++++ EXCERTO DO DOCUMENTO
- O Bloco de Esquerda questiona o Governo sobre 15 queixas contra o enfermeiro diretor da Unidade Local de Saúde do Alentejo Central, Emanuel Boieiro, alegando um “padrão de gestão baseado no medo. ”
- O deputado Fabian Figueiredo considera as denúncias extremamente graves e exige uma intervenção célere, transparente e rigorosa por parte do Governo.
- As queixas, segundo o Observador, terão vindo de vários enfermeiros junto do Conselho de Administração da ULS e do departamento do trabalho da unidade, incluindo alegações de assédio moral, ameaças, humilhação e coerção.
- A ULS confirmou ter recebido queixas; a Ordem dos Enfermeiros recebeu uma denúncia anónima e está a investigar. A Inspeção-Geral das Atividades em Saúde analisa o conteúdo para decidir se abre inquérito.
- O Governo é questionado sobre se tem conhecimento formal das denúncias, quais diligências já foram desencadeadas, quais medidas para prevenir represálias, e quais mecanismos de prevenção de assédio existem na ULS, com possível reforço da fiscalização.
++++++++
— TAREFA —
Atualize o texto sobre as queixas contra o enfermeiro diretor, de "- As queixas, segundo" a "reforço da fiscalização.", trocando "ULS" por "Unidade Local de Saúde". Responda apenas com base no texto.
++++ CONJUNTO DE DADOS
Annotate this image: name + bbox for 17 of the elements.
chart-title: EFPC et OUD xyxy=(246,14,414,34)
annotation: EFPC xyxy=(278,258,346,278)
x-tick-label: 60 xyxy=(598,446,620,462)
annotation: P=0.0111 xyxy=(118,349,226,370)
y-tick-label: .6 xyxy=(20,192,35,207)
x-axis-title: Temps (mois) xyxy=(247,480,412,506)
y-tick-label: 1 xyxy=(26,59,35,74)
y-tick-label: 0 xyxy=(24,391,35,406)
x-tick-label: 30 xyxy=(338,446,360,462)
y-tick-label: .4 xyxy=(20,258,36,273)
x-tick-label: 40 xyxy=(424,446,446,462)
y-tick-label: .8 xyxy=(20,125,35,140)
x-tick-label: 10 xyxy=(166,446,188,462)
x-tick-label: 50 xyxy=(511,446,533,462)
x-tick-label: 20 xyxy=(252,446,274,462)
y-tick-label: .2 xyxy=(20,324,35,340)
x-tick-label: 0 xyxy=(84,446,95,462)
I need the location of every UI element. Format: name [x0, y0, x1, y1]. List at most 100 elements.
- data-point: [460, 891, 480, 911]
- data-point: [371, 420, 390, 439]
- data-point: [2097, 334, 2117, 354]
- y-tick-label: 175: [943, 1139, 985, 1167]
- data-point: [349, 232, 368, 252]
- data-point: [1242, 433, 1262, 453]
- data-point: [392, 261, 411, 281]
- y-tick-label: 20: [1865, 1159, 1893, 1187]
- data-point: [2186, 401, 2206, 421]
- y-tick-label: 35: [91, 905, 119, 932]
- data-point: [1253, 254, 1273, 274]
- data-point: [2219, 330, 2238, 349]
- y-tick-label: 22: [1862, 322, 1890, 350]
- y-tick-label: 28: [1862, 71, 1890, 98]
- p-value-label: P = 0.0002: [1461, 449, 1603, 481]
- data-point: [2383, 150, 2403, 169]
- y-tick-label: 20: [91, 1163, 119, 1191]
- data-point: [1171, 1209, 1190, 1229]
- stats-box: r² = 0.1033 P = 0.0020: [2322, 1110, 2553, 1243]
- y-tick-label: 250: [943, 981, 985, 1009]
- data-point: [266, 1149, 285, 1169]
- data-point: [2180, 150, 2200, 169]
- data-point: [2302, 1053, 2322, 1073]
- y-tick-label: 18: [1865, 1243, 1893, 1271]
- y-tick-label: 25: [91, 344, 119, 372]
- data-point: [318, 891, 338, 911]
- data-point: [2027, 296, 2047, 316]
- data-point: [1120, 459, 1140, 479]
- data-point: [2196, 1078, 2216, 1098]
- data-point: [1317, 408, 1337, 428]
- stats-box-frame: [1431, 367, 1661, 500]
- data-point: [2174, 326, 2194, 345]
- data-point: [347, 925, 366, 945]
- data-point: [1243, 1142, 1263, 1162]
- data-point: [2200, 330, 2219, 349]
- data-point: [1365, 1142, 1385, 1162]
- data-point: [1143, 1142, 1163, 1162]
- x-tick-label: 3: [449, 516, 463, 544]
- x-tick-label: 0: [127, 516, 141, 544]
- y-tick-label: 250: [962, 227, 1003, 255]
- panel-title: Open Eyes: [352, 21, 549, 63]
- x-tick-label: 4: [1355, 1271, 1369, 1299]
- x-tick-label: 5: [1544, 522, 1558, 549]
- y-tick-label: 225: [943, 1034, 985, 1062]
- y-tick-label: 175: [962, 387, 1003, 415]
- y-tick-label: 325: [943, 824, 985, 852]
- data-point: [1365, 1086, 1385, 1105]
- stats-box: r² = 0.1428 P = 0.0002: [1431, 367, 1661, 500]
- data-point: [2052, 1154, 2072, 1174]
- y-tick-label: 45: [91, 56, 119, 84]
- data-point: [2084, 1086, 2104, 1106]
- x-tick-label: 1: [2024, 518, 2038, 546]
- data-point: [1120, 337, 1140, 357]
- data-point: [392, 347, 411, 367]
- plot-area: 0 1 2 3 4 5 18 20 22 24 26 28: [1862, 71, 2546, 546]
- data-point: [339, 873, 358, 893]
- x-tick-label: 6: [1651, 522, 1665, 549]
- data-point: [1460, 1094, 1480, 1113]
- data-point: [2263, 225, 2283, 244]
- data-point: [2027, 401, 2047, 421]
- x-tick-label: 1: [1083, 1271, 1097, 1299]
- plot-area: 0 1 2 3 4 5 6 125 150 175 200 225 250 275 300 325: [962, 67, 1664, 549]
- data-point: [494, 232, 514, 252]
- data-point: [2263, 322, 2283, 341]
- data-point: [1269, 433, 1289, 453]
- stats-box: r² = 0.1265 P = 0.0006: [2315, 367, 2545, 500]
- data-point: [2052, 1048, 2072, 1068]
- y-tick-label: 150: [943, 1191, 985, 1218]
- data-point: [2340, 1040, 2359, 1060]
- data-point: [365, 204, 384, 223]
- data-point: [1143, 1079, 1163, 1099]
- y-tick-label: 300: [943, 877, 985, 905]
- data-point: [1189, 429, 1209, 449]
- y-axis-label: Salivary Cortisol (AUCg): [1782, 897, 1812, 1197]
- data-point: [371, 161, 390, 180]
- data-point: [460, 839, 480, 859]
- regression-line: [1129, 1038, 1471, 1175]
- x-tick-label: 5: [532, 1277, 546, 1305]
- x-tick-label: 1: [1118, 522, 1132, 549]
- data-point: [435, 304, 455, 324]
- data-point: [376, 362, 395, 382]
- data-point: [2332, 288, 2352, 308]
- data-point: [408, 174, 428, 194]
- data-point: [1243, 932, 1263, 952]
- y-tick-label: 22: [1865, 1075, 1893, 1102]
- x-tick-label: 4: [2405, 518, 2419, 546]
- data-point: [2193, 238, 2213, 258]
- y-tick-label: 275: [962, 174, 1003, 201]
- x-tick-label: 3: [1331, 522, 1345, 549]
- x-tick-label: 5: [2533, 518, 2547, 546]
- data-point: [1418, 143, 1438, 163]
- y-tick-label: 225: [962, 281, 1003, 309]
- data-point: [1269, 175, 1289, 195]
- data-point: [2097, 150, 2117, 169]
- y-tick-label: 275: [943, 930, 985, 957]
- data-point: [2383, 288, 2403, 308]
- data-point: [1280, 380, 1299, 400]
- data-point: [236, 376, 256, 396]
++++++++
— RESULTADO DA TAREFA —
- As queixas, segundo o Observador, terão vindo de vários enfermeiros junto do Conselho de Administração da Unidade Local de Saúde e do departamento do trabalho da unidade, incluindo alegações de assédio moral, ameaças, humilhação e coerção.
- A Unidade Local de Saúde confirmou ter recebido queixas; a Ordem dos Enfermeiros recebeu uma denúncia anónima e está a investigar. A Inspeção-Geral das Atividades em Saúde analisa o conteúdo para decidir se abre inquérito.
- O Governo é questionado sobre se tem conhecimento formal das denúncias, quais diligências já foram desencadeadas, quais medidas para prevenir represálias, e quais mecanismos de prevenção de assédio existem na Unidade Local de Saúde, com possível reforço da fiscalização.